# [Exercise objective]
Copy out the entries exactly, from the first line to the last.
════
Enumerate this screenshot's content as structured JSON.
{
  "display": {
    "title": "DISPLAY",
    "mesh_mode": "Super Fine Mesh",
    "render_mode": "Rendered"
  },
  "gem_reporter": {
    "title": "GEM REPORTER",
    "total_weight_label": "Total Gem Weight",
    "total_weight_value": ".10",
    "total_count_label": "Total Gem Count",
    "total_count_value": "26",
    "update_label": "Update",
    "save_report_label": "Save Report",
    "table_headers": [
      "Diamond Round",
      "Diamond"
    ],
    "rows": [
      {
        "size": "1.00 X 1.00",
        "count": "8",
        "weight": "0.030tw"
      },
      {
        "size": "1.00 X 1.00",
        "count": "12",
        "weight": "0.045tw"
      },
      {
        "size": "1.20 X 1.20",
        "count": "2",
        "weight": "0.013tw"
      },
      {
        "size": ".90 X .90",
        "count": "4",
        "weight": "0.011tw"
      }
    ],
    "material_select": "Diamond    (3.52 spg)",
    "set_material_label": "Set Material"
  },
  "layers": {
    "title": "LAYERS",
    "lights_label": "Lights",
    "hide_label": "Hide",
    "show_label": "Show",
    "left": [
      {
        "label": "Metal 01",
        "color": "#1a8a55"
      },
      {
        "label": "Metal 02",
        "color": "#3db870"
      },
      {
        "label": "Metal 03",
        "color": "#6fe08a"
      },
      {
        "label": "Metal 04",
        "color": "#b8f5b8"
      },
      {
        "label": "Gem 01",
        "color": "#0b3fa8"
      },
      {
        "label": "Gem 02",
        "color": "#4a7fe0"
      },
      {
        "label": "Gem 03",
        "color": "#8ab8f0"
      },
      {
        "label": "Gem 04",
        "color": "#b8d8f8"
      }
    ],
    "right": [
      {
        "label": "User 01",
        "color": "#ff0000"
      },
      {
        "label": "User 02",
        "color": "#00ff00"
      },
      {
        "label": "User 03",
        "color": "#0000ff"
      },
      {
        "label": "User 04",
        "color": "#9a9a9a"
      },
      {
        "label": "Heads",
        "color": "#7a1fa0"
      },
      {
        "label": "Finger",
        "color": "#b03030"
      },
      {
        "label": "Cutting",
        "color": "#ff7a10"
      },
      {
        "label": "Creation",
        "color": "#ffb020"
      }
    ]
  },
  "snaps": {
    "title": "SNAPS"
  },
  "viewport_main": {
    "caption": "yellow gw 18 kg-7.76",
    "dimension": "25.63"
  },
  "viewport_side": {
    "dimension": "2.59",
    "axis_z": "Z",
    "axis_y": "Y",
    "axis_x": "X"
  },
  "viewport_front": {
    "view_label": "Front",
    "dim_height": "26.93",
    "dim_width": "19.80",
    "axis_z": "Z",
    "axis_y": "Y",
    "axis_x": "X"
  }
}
════
# [Output of the exercise]
Enumerate this screenshot's content as structured JSON.
{
  "display": {
    "title": "DISPLAY",
    "mesh_mode": "Super Fine Mesh",
    "render_mode": "Rendered"
  },
  "gem_reporter": {
    "title": "GEM REPORTER",
    "total_weight_label": "Total Gem Weight",
    "total_weight_value": ".10",
    "total_count_label": "Total Gem Count",
    "total_count_value": "26",
    "update_label": "Update",
    "save_report_label": "Save Report",
    "table_headers": [
      "Diamond Round",
      "Diamond"
    ],
    "rows": [
      {
        "size": "1.00 X 1.00",
        "count": "8",
        "weight": "0.030tw"
      },
      {
        "size": "1.00 X 1.00",
        "count": "12",
        "weight": "0.045tw"
      },
      {
        "size": "1.20 X 1.20",
        "count": "2",
        "weight": "0.013tw"
      },
      {
        "size": ".90 X .90",
        "count": "4",
        "weight": "0.011tw"
      }
    ],
    "material_select": "Diamond    (3.52 spg)",
    "set_material_label": "Set Material"
  },
  "layers": {
    "title": "LAYERS",
    "lights_label": "Lights",
    "hide_label": "Hide",
    "show_label": "Show",
    "left": [
      {
        "label": "Metal 01",
        "color": "#1a8a55"
      },
      {
        "label": "Metal 02",
        "color": "#3db870"
      },
      {
        "label": "Metal 03",
        "color": "#6fe08a"
      },
      {
        "label": "Metal 04",
        "color": "#b8f5b8"
      },
      {
        "label": "Gem 01",
        "color": "#0b3fa8"
      },
      {
        "label": "Gem 02",
        "color": "#4a7fe0"
      },
      {
        "label": "Gem 03",
        "color": "#8ab8f0"
      },
      {
        "label": "Gem 04",
        "color": "#b8d8f8"
      }
    ],
    "right": [
      {
        "label": "User 01",
        "color": "#ff0000"
      },
      {
        "label": "User 02",
        "color": "#00ff00"
      },
      {
        "label": "User 03",
        "color": "#0000ff"
      },
      {
        "label": "User 04",
        "color": "#9a9a9a"
      },
      {
        "label": "Heads",
        "color": "#7a1fa0"
      },
      {
        "label": "Finger",
        "color": "#b03030"
      },
      {
        "label": "Cutting",
        "color": "#ff7a10"
      },
      {
        "label": "Creation",
        "color": "#ffb020"
      }
    ]
  },
  "snaps": {
    "title": "SNAPS"
  },
  "viewport_main": {
    "caption": "yellow gw 18 kg-7.76",
    "dimension": "25.63"
  },
  "viewport_side": {
    "dimension": "2.59",
    "axis_z": "Z",
    "axis_y": "Y",
    "axis_x": "X"
  },
  "viewport_front": {
    "view_label": "Front",
    "dim_height": "26.93",
    "dim_width": "19.80",
    "axis_z": "Z",
    "axis_y": "Y",
    "axis_x": "X"
  }
}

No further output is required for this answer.